Stored data entries:
=======

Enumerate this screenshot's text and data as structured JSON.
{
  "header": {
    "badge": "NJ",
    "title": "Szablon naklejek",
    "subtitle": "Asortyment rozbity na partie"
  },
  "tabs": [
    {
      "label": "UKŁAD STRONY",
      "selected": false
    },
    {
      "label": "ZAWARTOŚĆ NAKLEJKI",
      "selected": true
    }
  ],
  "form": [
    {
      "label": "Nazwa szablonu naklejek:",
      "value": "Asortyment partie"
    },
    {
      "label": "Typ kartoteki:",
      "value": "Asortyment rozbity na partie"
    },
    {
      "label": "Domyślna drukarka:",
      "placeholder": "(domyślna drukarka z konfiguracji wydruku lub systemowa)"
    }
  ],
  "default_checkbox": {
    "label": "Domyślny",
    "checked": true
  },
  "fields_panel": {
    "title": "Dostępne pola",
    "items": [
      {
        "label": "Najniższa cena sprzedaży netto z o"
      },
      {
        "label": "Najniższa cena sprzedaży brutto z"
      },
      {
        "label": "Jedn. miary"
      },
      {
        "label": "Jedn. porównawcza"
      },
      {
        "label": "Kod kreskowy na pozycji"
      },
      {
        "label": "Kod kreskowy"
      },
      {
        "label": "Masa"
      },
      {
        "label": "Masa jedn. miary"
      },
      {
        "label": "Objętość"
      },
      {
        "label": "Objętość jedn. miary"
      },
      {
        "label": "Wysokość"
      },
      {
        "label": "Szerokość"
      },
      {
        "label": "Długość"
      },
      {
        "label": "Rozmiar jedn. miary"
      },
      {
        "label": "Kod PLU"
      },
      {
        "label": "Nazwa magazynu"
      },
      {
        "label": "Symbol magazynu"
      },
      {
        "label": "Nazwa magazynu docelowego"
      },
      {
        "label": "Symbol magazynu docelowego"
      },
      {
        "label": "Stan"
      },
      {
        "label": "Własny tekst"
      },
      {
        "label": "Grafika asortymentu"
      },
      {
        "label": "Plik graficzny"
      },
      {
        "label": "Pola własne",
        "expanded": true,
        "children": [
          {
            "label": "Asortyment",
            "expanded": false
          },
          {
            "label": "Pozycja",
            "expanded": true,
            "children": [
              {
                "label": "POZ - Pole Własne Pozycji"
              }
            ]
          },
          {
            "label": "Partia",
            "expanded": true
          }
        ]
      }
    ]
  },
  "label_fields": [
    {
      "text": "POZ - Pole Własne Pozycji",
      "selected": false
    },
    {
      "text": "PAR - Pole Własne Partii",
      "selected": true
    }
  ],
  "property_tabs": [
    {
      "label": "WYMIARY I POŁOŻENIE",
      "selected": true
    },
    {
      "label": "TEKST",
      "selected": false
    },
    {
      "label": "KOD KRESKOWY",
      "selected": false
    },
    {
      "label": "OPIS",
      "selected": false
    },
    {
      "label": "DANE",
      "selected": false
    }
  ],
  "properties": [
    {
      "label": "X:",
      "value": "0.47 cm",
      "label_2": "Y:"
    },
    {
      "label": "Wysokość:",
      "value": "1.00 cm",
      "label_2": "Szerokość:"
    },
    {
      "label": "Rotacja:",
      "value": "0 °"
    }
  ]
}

=======

**Set task**
Each entry above is to be quoted exactly.

**Response**
Enumerate this screenshot's text and data as structured JSON.
{
  "header": {
    "badge": "NJ",
    "title": "Szablon naklejek",
    "subtitle": "Asortyment rozbity na partie"
  },
  "tabs": [
    {
      "label": "UKŁAD STRONY",
      "selected": false
    },
    {
      "label": "ZAWARTOŚĆ NAKLEJKI",
      "selected": true
    }
  ],
  "form": [
    {
      "label": "Nazwa szablonu naklejek:",
      "value": "Asortyment partie"
    },
    {
      "label": "Typ kartoteki:",
      "value": "Asortyment rozbity na partie"
    },
    {
      "label": "Domyślna drukarka:",
      "placeholder": "(domyślna drukarka z konfiguracji wydruku lub systemowa)"
    }
  ],
  "default_checkbox": {
    "label": "Domyślny",
    "checked": true
  },
  "fields_panel": {
    "title": "Dostępne pola",
    "items": [
      {
        "label": "Najniższa cena sprzedaży netto z o"
      },
      {
        "label": "Najniższa cena sprzedaży brutto z"
      },
      {
        "label": "Jedn. miary"
      },
      {
        "label": "Jedn. porównawcza"
      },
      {
        "label": "Kod kreskowy na pozycji"
      },
      {
        "label": "Kod kreskowy"
      },
      {
        "label": "Masa"
      },
      {
        "label": "Masa jedn. miary"
      },
      {
        "label": "Objętość"
      },
      {
        "label": "Objętość jedn. miary"
      },
      {
        "label": "Wysokość"
      },
      {
        "label": "Szerokość"
      },
      {
        "label": "Długość"
      },
      {
        "label": "Rozmiar jedn. miary"
      },
      {
        "label": "Kod PLU"
      },
      {
        "label": "Nazwa magazynu"
      },
      {
        "label": "Symbol magazynu"
      },
      {
        "label": "Nazwa magazynu docelowego"
      },
      {
        "label": "Symbol magazynu docelowego"
      },
      {
        "label": "Stan"
      },
      {
        "label": "Własny tekst"
      },
      {
        "label": "Grafika asortymentu"
      },
      {
        "label": "Plik graficzny"
      },
      {
        "label": "Pola własne",
        "expanded": true,
        "children": [
          {
            "label": "Asortyment",
            "expanded": false
          },
          {
            "label": "Pozycja",
            "expanded": true,
            "children": [
              {
                "label": "POZ - Pole Własne Pozycji"
              }
            ]
          },
          {
            "label": "Partia",
            "expanded": true
          }
        ]
      }
    ]
  },
  "label_fields": [
    {
      "text": "POZ - Pole Własne Pozycji",
      "selected": false
    },
    {
      "text": "PAR - Pole Własne Partii",
      "selected": true
    }
  ],
  "property_tabs": [
    {
      "label": "WYMIARY I POŁOŻENIE",
      "selected": true
    },
    {
      "label": "TEKST",
      "selected": false
    },
    {
      "label": "KOD KRESKOWY",
      "selected": false
    },
    {
      "label": "OPIS",
      "selected": false
    },
    {
      "label": "DANE",
      "selected": false
    }
  ],
  "properties": [
    {
      "label": "X:",
      "value": "0.47 cm",
      "label_2": "Y:"
    },
    {
      "label": "Wysokość:",
      "value": "1.00 cm",
      "label_2": "Szerokość:"
    },
    {
      "label": "Rotacja:",
      "value": "0 °"
    }
  ]
}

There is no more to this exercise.